** START OF DATA SHOWN **

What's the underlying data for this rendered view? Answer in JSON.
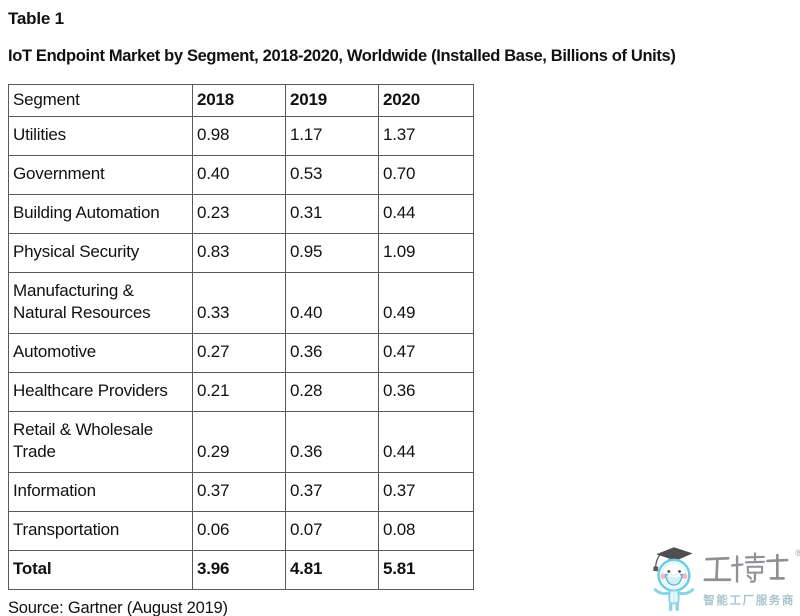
{
  "page": {
    "table_label": "Table 1",
    "title": "IoT Endpoint Market by Segment, 2018-2020, Worldwide (Installed Base, Billions of Units)",
    "source": "Source: Gartner (August 2019)"
  },
  "table": {
    "columns": [
      "Segment",
      "2018",
      "2019",
      "2020"
    ],
    "rows": [
      {
        "segment": "Utilities",
        "values": [
          "0.98",
          "1.17",
          "1.37"
        ],
        "is_total": false
      },
      {
        "segment": "Government",
        "values": [
          "0.40",
          "0.53",
          "0.70"
        ],
        "is_total": false
      },
      {
        "segment": "Building Automation",
        "values": [
          "0.23",
          "0.31",
          "0.44"
        ],
        "is_total": false
      },
      {
        "segment": "Physical Security",
        "values": [
          "0.83",
          "0.95",
          "1.09"
        ],
        "is_total": false
      },
      {
        "segment": "Manufacturing & Natural Resources",
        "values": [
          "0.33",
          "0.40",
          "0.49"
        ],
        "is_total": false
      },
      {
        "segment": "Automotive",
        "values": [
          "0.27",
          "0.36",
          "0.47"
        ],
        "is_total": false
      },
      {
        "segment": "Healthcare Providers",
        "values": [
          "0.21",
          "0.28",
          "0.36"
        ],
        "is_total": false
      },
      {
        "segment": "Retail & Wholesale Trade",
        "values": [
          "0.29",
          "0.36",
          "0.44"
        ],
        "is_total": false
      },
      {
        "segment": "Information",
        "values": [
          "0.37",
          "0.37",
          "0.37"
        ],
        "is_total": false
      },
      {
        "segment": "Transportation",
        "values": [
          "0.06",
          "0.07",
          "0.08"
        ],
        "is_total": false
      },
      {
        "segment": "Total",
        "values": [
          "3.96",
          "4.81",
          "5.81"
        ],
        "is_total": true
      }
    ]
  },
  "watermark": {
    "brand": "工博士",
    "registered_mark": "®",
    "tagline": "智能工厂服务商",
    "brand_color": "#87878d",
    "tagline_color": "#a3bfca",
    "mascot": "graduate-mascot"
  },
  "colors": {
    "text": "#111111",
    "border": "#595959",
    "background": "#ffffff",
    "mascot_blue": "#5ec9de",
    "mascot_cheek_pink": "#f7b3c0",
    "cap_dark": "#3f3f45"
  }
}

** END OF DATA SHOWN **

▶ **REQUIREMENT**:
Set down every record once more, word for word, without pictures.

▶ **FULL SOLUTION**:
What's the underlying data for this rendered view? Answer in JSON.
{
  "page": {
    "table_label": "Table 1",
    "title": "IoT Endpoint Market by Segment, 2018-2020, Worldwide (Installed Base, Billions of Units)",
    "source": "Source: Gartner (August 2019)"
  },
  "table": {
    "columns": [
      "Segment",
      "2018",
      "2019",
      "2020"
    ],
    "rows": [
      {
        "segment": "Utilities",
        "values": [
          "0.98",
          "1.17",
          "1.37"
        ],
        "is_total": false
      },
      {
        "segment": "Government",
        "values": [
          "0.40",
          "0.53",
          "0.70"
        ],
        "is_total": false
      },
      {
        "segment": "Building Automation",
        "values": [
          "0.23",
          "0.31",
          "0.44"
        ],
        "is_total": false
      },
      {
        "segment": "Physical Security",
        "values": [
          "0.83",
          "0.95",
          "1.09"
        ],
        "is_total": false
      },
      {
        "segment": "Manufacturing & Natural Resources",
        "values": [
          "0.33",
          "0.40",
          "0.49"
        ],
        "is_total": false
      },
      {
        "segment": "Automotive",
        "values": [
          "0.27",
          "0.36",
          "0.47"
        ],
        "is_total": false
      },
      {
        "segment": "Healthcare Providers",
        "values": [
          "0.21",
          "0.28",
          "0.36"
        ],
        "is_total": false
      },
      {
        "segment": "Retail & Wholesale Trade",
        "values": [
          "0.29",
          "0.36",
          "0.44"
        ],
        "is_total": false
      },
      {
        "segment": "Information",
        "values": [
          "0.37",
          "0.37",
          "0.37"
        ],
        "is_total": false
      },
      {
        "segment": "Transportation",
        "values": [
          "0.06",
          "0.07",
          "0.08"
        ],
        "is_total": false
      },
      {
        "segment": "Total",
        "values": [
          "3.96",
          "4.81",
          "5.81"
        ],
        "is_total": true
      }
    ]
  },
  "watermark": {
    "brand": "工博士",
    "registered_mark": "®",
    "tagline": "智能工厂服务商",
    "brand_color": "#87878d",
    "tagline_color": "#a3bfca",
    "mascot": "graduate-mascot"
  },
  "colors": {
    "text": "#111111",
    "border": "#595959",
    "background": "#ffffff",
    "mascot_blue": "#5ec9de",
    "mascot_cheek_pink": "#f7b3c0",
    "cap_dark": "#3f3f45"
  }
}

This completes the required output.